■ Stated task: Print the data exactly as it is given, please.

>> begin Material shown

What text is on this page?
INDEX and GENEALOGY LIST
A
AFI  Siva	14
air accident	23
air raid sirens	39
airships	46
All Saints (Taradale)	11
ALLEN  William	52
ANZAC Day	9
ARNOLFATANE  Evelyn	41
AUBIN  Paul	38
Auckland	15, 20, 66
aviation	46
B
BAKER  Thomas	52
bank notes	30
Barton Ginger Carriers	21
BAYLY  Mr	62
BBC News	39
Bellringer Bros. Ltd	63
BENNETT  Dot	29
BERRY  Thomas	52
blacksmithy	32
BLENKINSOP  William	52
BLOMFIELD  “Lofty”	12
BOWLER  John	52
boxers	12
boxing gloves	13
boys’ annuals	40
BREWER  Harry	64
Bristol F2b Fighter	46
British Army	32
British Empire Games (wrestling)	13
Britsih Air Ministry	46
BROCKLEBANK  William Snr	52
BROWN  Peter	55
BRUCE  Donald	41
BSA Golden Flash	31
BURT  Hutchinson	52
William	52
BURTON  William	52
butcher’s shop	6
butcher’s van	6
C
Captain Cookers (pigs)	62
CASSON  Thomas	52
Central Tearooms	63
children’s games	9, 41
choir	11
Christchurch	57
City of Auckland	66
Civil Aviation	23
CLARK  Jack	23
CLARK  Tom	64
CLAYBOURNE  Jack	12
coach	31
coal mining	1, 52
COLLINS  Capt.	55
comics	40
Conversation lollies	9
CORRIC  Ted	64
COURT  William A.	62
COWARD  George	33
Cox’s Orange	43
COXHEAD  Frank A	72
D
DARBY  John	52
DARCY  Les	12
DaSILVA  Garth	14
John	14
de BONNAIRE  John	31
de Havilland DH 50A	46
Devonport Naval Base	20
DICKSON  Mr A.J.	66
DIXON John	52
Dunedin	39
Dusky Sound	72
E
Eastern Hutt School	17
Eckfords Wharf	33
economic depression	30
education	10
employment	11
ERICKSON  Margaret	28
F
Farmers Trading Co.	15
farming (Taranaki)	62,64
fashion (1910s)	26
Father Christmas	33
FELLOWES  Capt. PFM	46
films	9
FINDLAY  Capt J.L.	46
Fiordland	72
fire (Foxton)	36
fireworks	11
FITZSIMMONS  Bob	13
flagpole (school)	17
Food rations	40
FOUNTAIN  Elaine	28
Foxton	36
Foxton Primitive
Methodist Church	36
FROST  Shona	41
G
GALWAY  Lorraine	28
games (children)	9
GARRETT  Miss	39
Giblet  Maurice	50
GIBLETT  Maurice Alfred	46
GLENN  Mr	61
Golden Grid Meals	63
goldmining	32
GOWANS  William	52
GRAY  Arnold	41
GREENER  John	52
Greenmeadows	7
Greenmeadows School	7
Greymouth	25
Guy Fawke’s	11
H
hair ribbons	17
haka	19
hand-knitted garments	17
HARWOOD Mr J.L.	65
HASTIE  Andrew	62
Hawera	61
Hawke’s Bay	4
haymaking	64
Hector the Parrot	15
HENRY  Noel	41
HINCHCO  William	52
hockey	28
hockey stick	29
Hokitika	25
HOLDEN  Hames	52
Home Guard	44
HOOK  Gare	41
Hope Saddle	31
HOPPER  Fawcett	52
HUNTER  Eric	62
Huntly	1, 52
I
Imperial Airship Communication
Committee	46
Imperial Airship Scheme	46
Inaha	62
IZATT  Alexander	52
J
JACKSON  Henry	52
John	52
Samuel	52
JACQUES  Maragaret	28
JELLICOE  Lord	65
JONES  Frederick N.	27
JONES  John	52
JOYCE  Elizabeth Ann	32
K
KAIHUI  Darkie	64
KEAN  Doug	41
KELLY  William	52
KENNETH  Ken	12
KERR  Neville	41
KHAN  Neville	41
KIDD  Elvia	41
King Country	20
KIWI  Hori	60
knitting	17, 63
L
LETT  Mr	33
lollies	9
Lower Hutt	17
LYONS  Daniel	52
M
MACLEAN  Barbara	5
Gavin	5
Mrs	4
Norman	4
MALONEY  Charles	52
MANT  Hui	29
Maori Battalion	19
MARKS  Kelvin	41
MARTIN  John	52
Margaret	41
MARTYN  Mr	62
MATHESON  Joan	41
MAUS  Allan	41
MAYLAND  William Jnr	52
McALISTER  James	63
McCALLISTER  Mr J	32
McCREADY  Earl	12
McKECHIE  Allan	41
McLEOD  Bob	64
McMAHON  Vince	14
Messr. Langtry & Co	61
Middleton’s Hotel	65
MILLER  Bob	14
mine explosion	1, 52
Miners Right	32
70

>> end Material shown

■ Task answer:
What text is on this page?
INDEX and GENEALOGY LIST
A
AFI  Siva	14
air accident	23
air raid sirens	39
airships	46
All Saints (Taradale)	11
ALLEN  William	52
ANZAC Day	9
ARNOLFATANE  Evelyn	41
AUBIN  Paul	38
Auckland	15, 20, 66
aviation	46
B
BAKER  Thomas	52
bank notes	30
Barton Ginger Carriers	21
BAYLY  Mr	62
BBC News	39
Bellringer Bros. Ltd	63
BENNETT  Dot	29
BERRY  Thomas	52
blacksmithy	32
BLENKINSOP  William	52
BLOMFIELD  “Lofty”	12
BOWLER  John	52
boxers	12
boxing gloves	13
boys’ annuals	40
BREWER  Harry	64
Bristol F2b Fighter	46
British Army	32
British Empire Games (wrestling)	13
Britsih Air Ministry	46
BROCKLEBANK  William Snr	52
BROWN  Peter	55
BRUCE  Donald	41
BSA Golden Flash	31
BURT  Hutchinson	52
William	52
BURTON  William	52
butcher’s shop	6
butcher’s van	6
C
Captain Cookers (pigs)	62
CASSON  Thomas	52
Central Tearooms	63
children’s games	9, 41
choir	11
Christchurch	57
City of Auckland	66
Civil Aviation	23
CLARK  Jack	23
CLARK  Tom	64
CLAYBOURNE  Jack	12
coach	31
coal mining	1, 52
COLLINS  Capt.	55
comics	40
Conversation lollies	9
CORRIC  Ted	64
COURT  William A.	62
COWARD  George	33
Cox’s Orange	43
COXHEAD  Frank A	72
D
DARBY  John	52
DARCY  Les	12
DaSILVA  Garth	14
John	14
de BONNAIRE  John	31
de Havilland DH 50A	46
Devonport Naval Base	20
DICKSON  Mr A.J.	66
DIXON John	52
Dunedin	39
Dusky Sound	72
E
Eastern Hutt School	17
Eckfords Wharf	33
economic depression	30
education	10
employment	11
ERICKSON  Margaret	28
F
Farmers Trading Co.	15
farming (Taranaki)	62,64
fashion (1910s)	26
Father Christmas	33
FELLOWES  Capt. PFM	46
films	9
FINDLAY  Capt J.L.	46
Fiordland	72
fire (Foxton)	36
fireworks	11
FITZSIMMONS  Bob	13
flagpole (school)	17
Food rations	40
FOUNTAIN  Elaine	28
Foxton	36
Foxton Primitive
Methodist Church	36
FROST  Shona	41
G
GALWAY  Lorraine	28
games (children)	9
GARRETT  Miss	39
Giblet  Maurice	50
GIBLETT  Maurice Alfred	46
GLENN  Mr	61
Golden Grid Meals	63
goldmining	32
GOWANS  William	52
GRAY  Arnold	41
GREENER  John	52
Greenmeadows	7
Greenmeadows School	7
Greymouth	25
Guy Fawke’s	11
H
hair ribbons	17
haka	19
hand-knitted garments	17
HARWOOD Mr J.L.	65
HASTIE  Andrew	62
Hawera	61
Hawke’s Bay	4
haymaking	64
Hector the Parrot	15
HENRY  Noel	41
HINCHCO  William	52
hockey	28
hockey stick	29
Hokitika	25
HOLDEN  Hames	52
Home Guard	44
HOOK  Gare	41
Hope Saddle	31
HOPPER  Fawcett	52
HUNTER  Eric	62
Huntly	1, 52
I
Imperial Airship Communication
Committee	46
Imperial Airship Scheme	46
Inaha	62
IZATT  Alexander	52
J
JACKSON  Henry	52
John	52
Samuel	52
JACQUES  Maragaret	28
JELLICOE  Lord	65
JONES  Frederick N.	27
JONES  John	52
JOYCE  Elizabeth Ann	32
K
KAIHUI  Darkie	64
KEAN  Doug	41
KELLY  William	52
KENNETH  Ken	12
KERR  Neville	41
KHAN  Neville	41
KIDD  Elvia	41
King Country	20
KIWI  Hori	60
knitting	17, 63
L
LETT  Mr	33
lollies	9
Lower Hutt	17
LYONS  Daniel	52
M
MACLEAN  Barbara	5
Gavin	5
Mrs	4
Norman	4
MALONEY  Charles	52
MANT  Hui	29
Maori Battalion	19
MARKS  Kelvin	41
MARTIN  John	52
Margaret	41
MARTYN  Mr	62
MATHESON  Joan	41
MAUS  Allan	41
MAYLAND  William Jnr	52
McALISTER  James	63
McCALLISTER  Mr J	32
McCREADY  Earl	12
McKECHIE  Allan	41
McLEOD  Bob	64
McMAHON  Vince	14
Messr. Langtry & Co	61
Middleton’s Hotel	65
MILLER  Bob	14
mine explosion	1, 52
Miners Right	32
70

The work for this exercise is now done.